**What the task asks**
Copy whichever lines contain the string "with".

**Part of a data file**
>> START

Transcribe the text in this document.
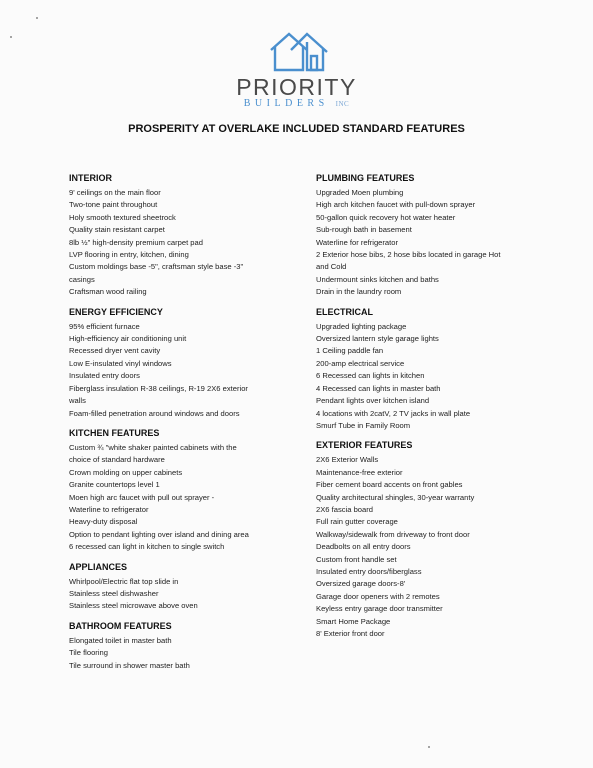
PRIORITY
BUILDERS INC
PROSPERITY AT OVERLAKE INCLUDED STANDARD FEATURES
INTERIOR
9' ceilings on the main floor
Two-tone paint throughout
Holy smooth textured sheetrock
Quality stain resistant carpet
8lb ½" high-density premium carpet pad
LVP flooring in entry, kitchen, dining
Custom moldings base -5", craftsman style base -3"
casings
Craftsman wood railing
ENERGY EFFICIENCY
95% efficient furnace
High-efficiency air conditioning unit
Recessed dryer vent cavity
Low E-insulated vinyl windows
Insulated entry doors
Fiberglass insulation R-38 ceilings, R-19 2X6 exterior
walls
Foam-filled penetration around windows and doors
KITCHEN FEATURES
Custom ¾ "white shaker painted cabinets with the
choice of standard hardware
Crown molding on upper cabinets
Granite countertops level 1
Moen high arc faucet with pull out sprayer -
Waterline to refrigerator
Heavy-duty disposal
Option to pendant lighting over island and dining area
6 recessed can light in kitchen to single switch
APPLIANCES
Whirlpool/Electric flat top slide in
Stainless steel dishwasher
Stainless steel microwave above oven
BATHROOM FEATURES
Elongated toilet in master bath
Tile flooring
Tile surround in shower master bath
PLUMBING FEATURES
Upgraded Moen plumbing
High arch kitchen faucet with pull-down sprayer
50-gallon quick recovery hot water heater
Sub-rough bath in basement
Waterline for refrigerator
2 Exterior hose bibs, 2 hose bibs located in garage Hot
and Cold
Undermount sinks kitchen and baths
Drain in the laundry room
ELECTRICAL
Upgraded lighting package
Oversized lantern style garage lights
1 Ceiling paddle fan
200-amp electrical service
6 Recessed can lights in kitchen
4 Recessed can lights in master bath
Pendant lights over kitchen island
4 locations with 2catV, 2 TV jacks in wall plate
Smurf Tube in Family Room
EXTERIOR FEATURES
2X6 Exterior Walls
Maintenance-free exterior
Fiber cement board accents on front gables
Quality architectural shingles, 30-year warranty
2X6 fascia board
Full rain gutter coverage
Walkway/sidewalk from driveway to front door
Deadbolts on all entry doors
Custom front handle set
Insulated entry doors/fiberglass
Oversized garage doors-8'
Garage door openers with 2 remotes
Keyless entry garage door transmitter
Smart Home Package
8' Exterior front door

>> END

**Worked answer**
Custom ¾ "white shaker painted cabinets with the
Moen high arc faucet with pull out sprayer -
High arch kitchen faucet with pull-down sprayer
4 locations with 2catV, 2 TV jacks in wall plate
Garage door openers with 2 remotes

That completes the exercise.